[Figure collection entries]
■ ■ ■ ■
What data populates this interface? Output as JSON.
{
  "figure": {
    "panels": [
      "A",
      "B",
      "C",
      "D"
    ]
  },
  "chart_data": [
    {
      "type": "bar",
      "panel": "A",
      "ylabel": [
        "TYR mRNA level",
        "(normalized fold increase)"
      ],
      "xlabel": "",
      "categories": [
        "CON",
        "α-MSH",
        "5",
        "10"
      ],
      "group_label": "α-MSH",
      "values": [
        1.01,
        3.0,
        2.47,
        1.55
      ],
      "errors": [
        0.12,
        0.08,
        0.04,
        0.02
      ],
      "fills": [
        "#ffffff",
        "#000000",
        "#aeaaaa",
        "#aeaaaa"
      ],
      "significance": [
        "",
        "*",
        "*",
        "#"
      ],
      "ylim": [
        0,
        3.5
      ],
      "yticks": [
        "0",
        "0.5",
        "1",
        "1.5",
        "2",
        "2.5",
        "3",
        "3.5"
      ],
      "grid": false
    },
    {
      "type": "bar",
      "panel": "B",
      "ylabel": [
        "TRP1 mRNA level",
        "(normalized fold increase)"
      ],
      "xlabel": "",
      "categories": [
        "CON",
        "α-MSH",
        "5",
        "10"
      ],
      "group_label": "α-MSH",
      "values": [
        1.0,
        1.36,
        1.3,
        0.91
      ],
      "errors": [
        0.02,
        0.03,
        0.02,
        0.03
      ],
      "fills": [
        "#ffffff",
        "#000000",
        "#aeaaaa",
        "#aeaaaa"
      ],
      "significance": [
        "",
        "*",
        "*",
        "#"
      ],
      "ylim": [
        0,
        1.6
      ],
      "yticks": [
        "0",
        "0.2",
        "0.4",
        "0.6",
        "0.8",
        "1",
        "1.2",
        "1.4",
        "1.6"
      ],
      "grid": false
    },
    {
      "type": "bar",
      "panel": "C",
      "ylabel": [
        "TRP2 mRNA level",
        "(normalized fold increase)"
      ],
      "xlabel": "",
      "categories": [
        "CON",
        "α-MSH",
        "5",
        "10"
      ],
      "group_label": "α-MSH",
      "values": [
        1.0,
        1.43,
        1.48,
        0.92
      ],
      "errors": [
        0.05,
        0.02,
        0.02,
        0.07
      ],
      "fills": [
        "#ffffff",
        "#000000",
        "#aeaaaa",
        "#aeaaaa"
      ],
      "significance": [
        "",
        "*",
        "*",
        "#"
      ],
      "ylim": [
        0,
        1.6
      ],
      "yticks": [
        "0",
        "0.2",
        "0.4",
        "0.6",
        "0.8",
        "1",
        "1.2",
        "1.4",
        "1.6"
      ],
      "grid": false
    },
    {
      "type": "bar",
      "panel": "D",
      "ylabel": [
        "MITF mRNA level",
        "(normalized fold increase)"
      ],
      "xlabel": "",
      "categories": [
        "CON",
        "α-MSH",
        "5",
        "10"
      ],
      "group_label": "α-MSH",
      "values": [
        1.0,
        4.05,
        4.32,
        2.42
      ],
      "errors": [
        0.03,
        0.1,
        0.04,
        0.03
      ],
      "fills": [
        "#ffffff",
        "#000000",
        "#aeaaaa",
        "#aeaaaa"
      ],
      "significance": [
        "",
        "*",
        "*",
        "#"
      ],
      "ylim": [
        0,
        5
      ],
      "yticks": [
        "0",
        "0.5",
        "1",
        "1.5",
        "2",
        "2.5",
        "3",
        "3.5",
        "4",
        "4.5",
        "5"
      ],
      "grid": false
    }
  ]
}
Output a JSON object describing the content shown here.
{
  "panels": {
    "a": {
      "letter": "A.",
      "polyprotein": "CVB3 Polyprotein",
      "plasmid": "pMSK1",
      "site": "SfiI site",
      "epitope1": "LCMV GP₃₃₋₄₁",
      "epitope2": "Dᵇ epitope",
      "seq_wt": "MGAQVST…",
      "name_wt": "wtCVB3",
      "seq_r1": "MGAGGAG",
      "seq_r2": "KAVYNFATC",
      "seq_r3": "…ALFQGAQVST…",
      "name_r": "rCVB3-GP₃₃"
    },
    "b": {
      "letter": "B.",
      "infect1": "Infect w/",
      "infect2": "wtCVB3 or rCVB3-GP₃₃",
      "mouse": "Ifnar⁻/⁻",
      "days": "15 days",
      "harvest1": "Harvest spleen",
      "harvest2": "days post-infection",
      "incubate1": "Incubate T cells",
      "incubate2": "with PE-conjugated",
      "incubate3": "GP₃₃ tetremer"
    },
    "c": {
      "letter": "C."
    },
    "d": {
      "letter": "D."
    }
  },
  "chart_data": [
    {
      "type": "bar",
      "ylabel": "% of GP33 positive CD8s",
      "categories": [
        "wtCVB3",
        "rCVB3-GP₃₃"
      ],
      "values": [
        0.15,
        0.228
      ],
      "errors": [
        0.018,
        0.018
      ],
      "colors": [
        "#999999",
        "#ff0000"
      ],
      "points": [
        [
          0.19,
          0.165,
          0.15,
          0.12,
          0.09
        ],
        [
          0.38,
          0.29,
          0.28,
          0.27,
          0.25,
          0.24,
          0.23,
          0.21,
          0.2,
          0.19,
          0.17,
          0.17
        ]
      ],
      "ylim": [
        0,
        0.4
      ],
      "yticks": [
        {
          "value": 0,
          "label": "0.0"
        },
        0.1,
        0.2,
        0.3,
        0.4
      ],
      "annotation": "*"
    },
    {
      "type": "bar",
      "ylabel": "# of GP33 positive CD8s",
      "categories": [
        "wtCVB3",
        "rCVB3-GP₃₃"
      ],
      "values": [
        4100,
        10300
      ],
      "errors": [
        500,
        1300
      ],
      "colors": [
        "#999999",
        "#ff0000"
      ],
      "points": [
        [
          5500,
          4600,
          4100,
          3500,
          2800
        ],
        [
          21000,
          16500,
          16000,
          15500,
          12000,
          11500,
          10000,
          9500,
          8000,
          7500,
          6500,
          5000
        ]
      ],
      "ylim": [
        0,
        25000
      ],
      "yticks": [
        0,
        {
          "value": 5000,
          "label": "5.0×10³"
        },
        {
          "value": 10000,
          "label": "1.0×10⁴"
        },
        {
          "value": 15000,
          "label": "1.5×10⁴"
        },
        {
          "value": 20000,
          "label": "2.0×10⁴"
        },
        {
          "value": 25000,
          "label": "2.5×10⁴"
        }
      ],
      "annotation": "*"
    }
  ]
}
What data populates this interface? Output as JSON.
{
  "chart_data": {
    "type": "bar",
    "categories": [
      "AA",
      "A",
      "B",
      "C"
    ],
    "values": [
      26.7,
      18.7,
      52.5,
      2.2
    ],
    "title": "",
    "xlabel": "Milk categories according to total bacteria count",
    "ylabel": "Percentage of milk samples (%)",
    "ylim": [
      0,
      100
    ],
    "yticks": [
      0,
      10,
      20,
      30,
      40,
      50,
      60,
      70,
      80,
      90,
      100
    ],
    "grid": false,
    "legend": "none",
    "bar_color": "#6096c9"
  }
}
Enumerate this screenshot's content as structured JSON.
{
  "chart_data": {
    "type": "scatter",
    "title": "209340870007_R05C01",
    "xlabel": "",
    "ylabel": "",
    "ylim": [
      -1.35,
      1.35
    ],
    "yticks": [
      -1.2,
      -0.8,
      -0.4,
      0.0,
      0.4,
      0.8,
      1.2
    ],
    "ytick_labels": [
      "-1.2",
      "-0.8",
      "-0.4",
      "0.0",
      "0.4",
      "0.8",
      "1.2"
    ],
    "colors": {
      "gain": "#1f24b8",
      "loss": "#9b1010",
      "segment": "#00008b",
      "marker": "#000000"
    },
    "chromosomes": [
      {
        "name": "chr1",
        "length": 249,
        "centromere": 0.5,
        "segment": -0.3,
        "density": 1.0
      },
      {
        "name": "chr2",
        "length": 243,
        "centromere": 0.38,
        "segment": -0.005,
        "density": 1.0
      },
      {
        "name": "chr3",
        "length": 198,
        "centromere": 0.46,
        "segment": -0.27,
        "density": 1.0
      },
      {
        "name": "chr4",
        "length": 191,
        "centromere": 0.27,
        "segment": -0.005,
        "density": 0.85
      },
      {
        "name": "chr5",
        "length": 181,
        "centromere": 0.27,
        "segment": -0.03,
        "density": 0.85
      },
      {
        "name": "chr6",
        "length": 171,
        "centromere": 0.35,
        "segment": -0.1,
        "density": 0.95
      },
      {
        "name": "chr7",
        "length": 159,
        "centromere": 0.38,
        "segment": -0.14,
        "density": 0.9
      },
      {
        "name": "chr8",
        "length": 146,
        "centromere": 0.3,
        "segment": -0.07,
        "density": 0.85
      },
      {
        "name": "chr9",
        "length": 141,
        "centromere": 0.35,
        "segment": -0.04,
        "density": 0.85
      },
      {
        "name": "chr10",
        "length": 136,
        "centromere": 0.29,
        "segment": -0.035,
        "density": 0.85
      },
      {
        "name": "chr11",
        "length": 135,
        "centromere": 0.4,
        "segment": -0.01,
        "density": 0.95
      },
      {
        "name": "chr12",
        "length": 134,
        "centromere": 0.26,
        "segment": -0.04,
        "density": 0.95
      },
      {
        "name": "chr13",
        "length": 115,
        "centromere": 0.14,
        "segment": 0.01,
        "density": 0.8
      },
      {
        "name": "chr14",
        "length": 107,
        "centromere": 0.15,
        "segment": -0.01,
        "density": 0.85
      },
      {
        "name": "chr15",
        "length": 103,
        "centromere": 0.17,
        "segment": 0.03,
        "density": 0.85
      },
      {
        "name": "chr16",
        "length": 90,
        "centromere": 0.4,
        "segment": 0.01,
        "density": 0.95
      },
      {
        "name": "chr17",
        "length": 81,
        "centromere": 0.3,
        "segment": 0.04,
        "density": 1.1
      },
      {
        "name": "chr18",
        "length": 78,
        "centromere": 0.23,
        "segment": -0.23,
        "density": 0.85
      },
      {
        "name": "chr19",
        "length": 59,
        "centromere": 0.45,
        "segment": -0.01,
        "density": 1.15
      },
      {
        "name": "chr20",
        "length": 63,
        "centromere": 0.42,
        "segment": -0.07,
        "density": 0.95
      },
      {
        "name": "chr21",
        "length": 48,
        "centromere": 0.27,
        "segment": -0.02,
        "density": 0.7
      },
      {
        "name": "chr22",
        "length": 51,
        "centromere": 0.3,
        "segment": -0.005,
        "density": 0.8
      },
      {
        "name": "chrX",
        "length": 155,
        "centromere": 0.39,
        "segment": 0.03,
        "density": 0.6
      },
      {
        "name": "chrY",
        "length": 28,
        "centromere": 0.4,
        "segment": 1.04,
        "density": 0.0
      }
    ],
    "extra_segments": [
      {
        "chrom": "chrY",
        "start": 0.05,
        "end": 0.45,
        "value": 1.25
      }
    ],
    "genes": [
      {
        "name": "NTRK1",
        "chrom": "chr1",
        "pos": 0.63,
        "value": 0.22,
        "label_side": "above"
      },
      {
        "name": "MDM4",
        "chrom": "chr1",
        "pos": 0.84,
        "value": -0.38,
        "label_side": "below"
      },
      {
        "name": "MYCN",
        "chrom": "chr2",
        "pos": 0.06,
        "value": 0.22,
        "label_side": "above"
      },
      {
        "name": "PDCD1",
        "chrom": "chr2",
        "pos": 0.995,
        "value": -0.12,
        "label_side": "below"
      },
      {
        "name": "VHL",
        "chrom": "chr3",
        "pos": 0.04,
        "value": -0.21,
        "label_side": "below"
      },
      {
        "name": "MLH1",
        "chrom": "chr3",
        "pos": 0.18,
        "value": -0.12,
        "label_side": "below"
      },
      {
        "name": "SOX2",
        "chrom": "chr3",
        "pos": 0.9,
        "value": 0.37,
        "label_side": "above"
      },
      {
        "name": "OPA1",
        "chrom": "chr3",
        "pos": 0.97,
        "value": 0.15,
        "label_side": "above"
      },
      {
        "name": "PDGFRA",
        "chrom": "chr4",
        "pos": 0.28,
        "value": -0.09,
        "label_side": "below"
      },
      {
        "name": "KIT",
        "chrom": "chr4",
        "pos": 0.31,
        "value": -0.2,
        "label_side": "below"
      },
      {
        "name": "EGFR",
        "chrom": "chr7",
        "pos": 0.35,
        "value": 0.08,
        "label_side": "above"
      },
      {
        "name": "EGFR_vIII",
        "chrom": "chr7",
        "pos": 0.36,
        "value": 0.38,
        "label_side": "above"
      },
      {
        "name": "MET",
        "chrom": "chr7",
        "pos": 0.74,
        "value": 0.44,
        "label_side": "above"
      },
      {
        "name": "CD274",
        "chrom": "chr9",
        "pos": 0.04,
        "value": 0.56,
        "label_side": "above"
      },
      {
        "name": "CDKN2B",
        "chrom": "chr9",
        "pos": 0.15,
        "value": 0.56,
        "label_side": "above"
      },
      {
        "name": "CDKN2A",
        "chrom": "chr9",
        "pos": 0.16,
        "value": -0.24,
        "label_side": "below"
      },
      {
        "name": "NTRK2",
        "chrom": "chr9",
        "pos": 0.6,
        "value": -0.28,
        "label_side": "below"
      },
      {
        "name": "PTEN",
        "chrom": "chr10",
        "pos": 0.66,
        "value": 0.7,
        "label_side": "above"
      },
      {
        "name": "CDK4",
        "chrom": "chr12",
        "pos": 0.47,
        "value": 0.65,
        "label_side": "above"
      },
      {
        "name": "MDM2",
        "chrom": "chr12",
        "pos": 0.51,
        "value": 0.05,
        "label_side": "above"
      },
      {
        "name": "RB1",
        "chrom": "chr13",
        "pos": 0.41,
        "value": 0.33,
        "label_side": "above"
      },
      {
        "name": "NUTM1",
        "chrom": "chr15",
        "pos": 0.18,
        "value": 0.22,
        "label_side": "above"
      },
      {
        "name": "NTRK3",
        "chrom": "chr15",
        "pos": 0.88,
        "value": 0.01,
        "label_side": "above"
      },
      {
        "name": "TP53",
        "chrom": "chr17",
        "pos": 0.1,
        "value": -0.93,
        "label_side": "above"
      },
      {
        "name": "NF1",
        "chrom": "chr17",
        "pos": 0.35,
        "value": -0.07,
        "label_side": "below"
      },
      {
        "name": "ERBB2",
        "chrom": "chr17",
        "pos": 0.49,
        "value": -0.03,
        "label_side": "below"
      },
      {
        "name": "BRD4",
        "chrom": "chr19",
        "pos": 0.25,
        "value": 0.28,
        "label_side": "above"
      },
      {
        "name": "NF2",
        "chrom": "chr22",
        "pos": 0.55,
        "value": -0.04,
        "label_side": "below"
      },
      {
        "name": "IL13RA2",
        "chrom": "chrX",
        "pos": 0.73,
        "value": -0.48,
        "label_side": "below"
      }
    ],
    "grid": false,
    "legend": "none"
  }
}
■ ■ ■ ■
Exercise: Search the data above for lines holding "JSON" and copy each of them.

Answer space:
What data populates this interface? Output as JSON.
Output a JSON object describing the content shown here.
What data populates this interface? Output as JSON.
Enumerate this screenshot's content as structured JSON.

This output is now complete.